### Extracted material
— Begin —
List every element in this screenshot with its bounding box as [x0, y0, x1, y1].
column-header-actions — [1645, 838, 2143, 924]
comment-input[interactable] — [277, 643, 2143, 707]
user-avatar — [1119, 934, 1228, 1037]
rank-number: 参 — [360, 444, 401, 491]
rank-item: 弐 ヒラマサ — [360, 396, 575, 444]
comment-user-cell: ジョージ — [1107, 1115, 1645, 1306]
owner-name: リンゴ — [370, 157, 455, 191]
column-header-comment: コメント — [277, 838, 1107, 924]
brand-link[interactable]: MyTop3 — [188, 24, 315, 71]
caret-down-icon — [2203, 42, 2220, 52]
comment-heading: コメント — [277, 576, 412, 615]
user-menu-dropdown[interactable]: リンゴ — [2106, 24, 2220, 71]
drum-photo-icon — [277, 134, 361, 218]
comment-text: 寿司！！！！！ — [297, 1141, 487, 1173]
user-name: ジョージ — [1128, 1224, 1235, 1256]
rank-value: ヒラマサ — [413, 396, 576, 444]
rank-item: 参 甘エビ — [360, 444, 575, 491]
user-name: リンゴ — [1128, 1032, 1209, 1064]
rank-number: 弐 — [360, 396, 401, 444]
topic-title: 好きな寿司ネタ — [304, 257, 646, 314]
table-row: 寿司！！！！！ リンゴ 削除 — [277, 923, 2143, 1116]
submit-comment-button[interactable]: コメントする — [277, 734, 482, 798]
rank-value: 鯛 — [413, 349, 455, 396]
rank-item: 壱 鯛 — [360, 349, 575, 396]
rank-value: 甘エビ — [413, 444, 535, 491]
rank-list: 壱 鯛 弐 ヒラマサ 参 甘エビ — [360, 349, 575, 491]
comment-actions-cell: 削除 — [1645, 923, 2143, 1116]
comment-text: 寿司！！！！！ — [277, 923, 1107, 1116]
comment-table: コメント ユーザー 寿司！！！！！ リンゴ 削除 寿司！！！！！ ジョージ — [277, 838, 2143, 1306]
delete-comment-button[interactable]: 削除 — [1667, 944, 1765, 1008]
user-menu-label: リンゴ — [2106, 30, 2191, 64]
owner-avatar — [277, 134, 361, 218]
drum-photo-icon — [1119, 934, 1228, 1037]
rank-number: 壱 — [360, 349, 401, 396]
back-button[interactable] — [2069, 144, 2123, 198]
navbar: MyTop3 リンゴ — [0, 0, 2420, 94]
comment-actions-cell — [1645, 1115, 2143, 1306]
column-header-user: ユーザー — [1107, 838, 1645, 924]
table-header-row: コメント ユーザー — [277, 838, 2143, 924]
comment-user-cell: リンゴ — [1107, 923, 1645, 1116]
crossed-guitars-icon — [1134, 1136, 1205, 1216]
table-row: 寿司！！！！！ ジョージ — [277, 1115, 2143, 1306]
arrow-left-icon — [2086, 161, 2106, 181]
— End —
### What this task involves
Repeat every row above verbatim and in the original order, keeping each character, bracket, and coordinate unchanged.

### Answer below
List every element in this screenshot with its bounding box as [x0, y0, x1, y1].
column-header-actions — [1645, 838, 2143, 924]
comment-input[interactable] — [277, 643, 2143, 707]
user-avatar — [1119, 934, 1228, 1037]
rank-number: 参 — [360, 444, 401, 491]
rank-item: 弐 ヒラマサ — [360, 396, 575, 444]
comment-user-cell: ジョージ — [1107, 1115, 1645, 1306]
owner-name: リンゴ — [370, 157, 455, 191]
column-header-comment: コメント — [277, 838, 1107, 924]
brand-link[interactable]: MyTop3 — [188, 24, 315, 71]
caret-down-icon — [2203, 42, 2220, 52]
comment-heading: コメント — [277, 576, 412, 615]
user-menu-dropdown[interactable]: リンゴ — [2106, 24, 2220, 71]
drum-photo-icon — [277, 134, 361, 218]
comment-text: 寿司！！！！！ — [297, 1141, 487, 1173]
user-name: ジョージ — [1128, 1224, 1235, 1256]
rank-value: ヒラマサ — [413, 396, 576, 444]
rank-item: 参 甘エビ — [360, 444, 575, 491]
user-name: リンゴ — [1128, 1032, 1209, 1064]
rank-number: 弐 — [360, 396, 401, 444]
topic-title: 好きな寿司ネタ — [304, 257, 646, 314]
table-row: 寿司！！！！！ リンゴ 削除 — [277, 923, 2143, 1116]
submit-comment-button[interactable]: コメントする — [277, 734, 482, 798]
rank-value: 鯛 — [413, 349, 455, 396]
rank-item: 壱 鯛 — [360, 349, 575, 396]
rank-value: 甘エビ — [413, 444, 535, 491]
rank-list: 壱 鯛 弐 ヒラマサ 参 甘エビ — [360, 349, 575, 491]
comment-actions-cell: 削除 — [1645, 923, 2143, 1116]
comment-text: 寿司！！！！！ — [277, 923, 1107, 1116]
comment-table: コメント ユーザー 寿司！！！！！ リンゴ 削除 寿司！！！！！ ジョージ — [277, 838, 2143, 1306]
delete-comment-button[interactable]: 削除 — [1667, 944, 1765, 1008]
user-menu-label: リンゴ — [2106, 30, 2191, 64]
owner-avatar — [277, 134, 361, 218]
drum-photo-icon — [1119, 934, 1228, 1037]
rank-number: 壱 — [360, 349, 401, 396]
back-button[interactable] — [2069, 144, 2123, 198]
navbar: MyTop3 リンゴ — [0, 0, 2420, 94]
comment-actions-cell — [1645, 1115, 2143, 1306]
column-header-user: ユーザー — [1107, 838, 1645, 924]
table-header-row: コメント ユーザー — [277, 838, 2143, 924]
comment-user-cell: リンゴ — [1107, 923, 1645, 1116]
crossed-guitars-icon — [1134, 1136, 1205, 1216]
table-row: 寿司！！！！！ ジョージ — [277, 1115, 2143, 1306]
arrow-left-icon — [2086, 161, 2106, 181]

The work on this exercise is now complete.